* _Directions_: Reproduce the records below exactly as they appear, omitting any pictures they contain.

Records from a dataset
--- Begin ---
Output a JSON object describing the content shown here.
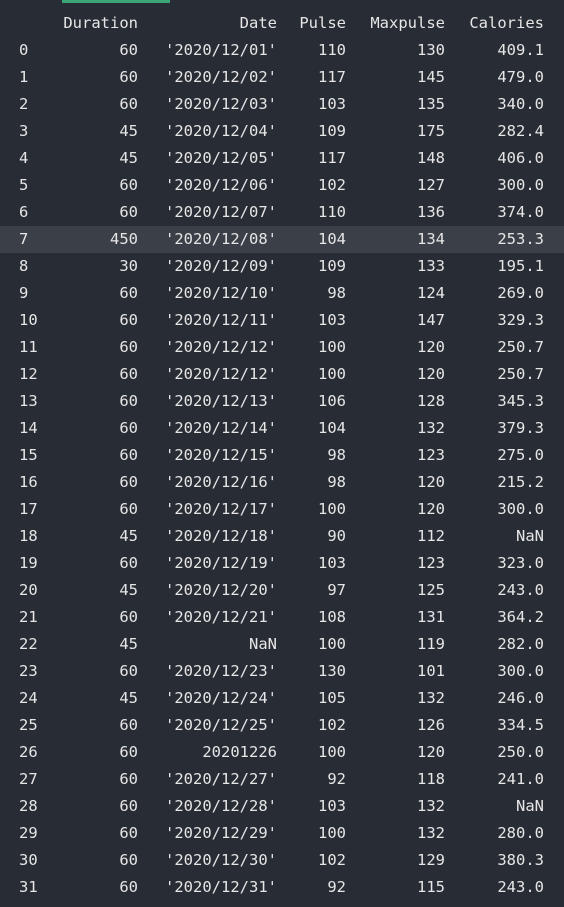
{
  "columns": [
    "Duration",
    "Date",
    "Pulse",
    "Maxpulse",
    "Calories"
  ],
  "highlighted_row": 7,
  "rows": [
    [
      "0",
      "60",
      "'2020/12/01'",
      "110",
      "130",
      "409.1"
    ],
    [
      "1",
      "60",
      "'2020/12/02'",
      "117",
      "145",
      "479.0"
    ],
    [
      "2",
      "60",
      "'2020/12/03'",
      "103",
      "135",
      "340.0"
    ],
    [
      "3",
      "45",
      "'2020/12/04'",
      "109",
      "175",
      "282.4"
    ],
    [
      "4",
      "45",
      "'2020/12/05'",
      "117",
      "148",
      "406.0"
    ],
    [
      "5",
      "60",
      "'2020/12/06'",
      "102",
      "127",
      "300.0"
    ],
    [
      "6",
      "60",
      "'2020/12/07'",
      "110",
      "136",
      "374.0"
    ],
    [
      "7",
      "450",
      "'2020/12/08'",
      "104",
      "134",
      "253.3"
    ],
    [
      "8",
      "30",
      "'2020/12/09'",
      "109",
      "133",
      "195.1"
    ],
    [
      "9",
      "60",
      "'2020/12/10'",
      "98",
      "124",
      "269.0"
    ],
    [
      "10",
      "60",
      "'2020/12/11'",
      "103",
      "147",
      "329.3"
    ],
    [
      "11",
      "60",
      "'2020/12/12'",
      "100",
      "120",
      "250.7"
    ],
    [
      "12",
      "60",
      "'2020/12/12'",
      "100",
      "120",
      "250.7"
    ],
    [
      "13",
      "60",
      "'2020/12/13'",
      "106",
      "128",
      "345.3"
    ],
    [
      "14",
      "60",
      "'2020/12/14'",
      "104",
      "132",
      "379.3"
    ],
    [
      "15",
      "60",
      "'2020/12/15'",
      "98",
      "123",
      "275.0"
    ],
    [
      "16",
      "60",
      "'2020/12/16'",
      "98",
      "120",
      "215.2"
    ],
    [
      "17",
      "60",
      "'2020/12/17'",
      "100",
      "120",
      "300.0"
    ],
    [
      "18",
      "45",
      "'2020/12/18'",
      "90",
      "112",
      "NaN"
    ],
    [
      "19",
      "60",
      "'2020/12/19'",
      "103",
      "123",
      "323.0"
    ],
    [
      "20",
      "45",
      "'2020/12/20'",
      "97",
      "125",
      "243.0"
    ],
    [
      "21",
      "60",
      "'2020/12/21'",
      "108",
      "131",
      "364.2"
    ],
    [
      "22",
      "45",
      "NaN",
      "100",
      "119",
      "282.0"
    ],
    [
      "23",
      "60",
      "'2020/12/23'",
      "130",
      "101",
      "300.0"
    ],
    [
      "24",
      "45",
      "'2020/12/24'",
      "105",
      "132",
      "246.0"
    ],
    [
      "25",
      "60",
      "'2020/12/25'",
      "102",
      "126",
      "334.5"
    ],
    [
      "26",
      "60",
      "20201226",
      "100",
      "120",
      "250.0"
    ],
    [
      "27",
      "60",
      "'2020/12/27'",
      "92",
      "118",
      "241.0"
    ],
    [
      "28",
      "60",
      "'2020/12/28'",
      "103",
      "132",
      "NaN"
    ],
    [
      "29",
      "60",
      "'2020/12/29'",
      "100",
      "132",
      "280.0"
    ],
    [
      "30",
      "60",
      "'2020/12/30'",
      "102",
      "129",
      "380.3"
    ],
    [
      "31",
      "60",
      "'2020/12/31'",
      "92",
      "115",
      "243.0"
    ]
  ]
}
--- End ---
* _Solution below_:
Output a JSON object describing the content shown here.
{
  "columns": [
    "Duration",
    "Date",
    "Pulse",
    "Maxpulse",
    "Calories"
  ],
  "highlighted_row": 7,
  "rows": [
    [
      "0",
      "60",
      "'2020/12/01'",
      "110",
      "130",
      "409.1"
    ],
    [
      "1",
      "60",
      "'2020/12/02'",
      "117",
      "145",
      "479.0"
    ],
    [
      "2",
      "60",
      "'2020/12/03'",
      "103",
      "135",
      "340.0"
    ],
    [
      "3",
      "45",
      "'2020/12/04'",
      "109",
      "175",
      "282.4"
    ],
    [
      "4",
      "45",
      "'2020/12/05'",
      "117",
      "148",
      "406.0"
    ],
    [
      "5",
      "60",
      "'2020/12/06'",
      "102",
      "127",
      "300.0"
    ],
    [
      "6",
      "60",
      "'2020/12/07'",
      "110",
      "136",
      "374.0"
    ],
    [
      "7",
      "450",
      "'2020/12/08'",
      "104",
      "134",
      "253.3"
    ],
    [
      "8",
      "30",
      "'2020/12/09'",
      "109",
      "133",
      "195.1"
    ],
    [
      "9",
      "60",
      "'2020/12/10'",
      "98",
      "124",
      "269.0"
    ],
    [
      "10",
      "60",
      "'2020/12/11'",
      "103",
      "147",
      "329.3"
    ],
    [
      "11",
      "60",
      "'2020/12/12'",
      "100",
      "120",
      "250.7"
    ],
    [
      "12",
      "60",
      "'2020/12/12'",
      "100",
      "120",
      "250.7"
    ],
    [
      "13",
      "60",
      "'2020/12/13'",
      "106",
      "128",
      "345.3"
    ],
    [
      "14",
      "60",
      "'2020/12/14'",
      "104",
      "132",
      "379.3"
    ],
    [
      "15",
      "60",
      "'2020/12/15'",
      "98",
      "123",
      "275.0"
    ],
    [
      "16",
      "60",
      "'2020/12/16'",
      "98",
      "120",
      "215.2"
    ],
    [
      "17",
      "60",
      "'2020/12/17'",
      "100",
      "120",
      "300.0"
    ],
    [
      "18",
      "45",
      "'2020/12/18'",
      "90",
      "112",
      "NaN"
    ],
    [
      "19",
      "60",
      "'2020/12/19'",
      "103",
      "123",
      "323.0"
    ],
    [
      "20",
      "45",
      "'2020/12/20'",
      "97",
      "125",
      "243.0"
    ],
    [
      "21",
      "60",
      "'2020/12/21'",
      "108",
      "131",
      "364.2"
    ],
    [
      "22",
      "45",
      "NaN",
      "100",
      "119",
      "282.0"
    ],
    [
      "23",
      "60",
      "'2020/12/23'",
      "130",
      "101",
      "300.0"
    ],
    [
      "24",
      "45",
      "'2020/12/24'",
      "105",
      "132",
      "246.0"
    ],
    [
      "25",
      "60",
      "'2020/12/25'",
      "102",
      "126",
      "334.5"
    ],
    [
      "26",
      "60",
      "20201226",
      "100",
      "120",
      "250.0"
    ],
    [
      "27",
      "60",
      "'2020/12/27'",
      "92",
      "118",
      "241.0"
    ],
    [
      "28",
      "60",
      "'2020/12/28'",
      "103",
      "132",
      "NaN"
    ],
    [
      "29",
      "60",
      "'2020/12/29'",
      "100",
      "132",
      "280.0"
    ],
    [
      "30",
      "60",
      "'2020/12/30'",
      "102",
      "129",
      "380.3"
    ],
    [
      "31",
      "60",
      "'2020/12/31'",
      "92",
      "115",
      "243.0"
    ]
  ]
}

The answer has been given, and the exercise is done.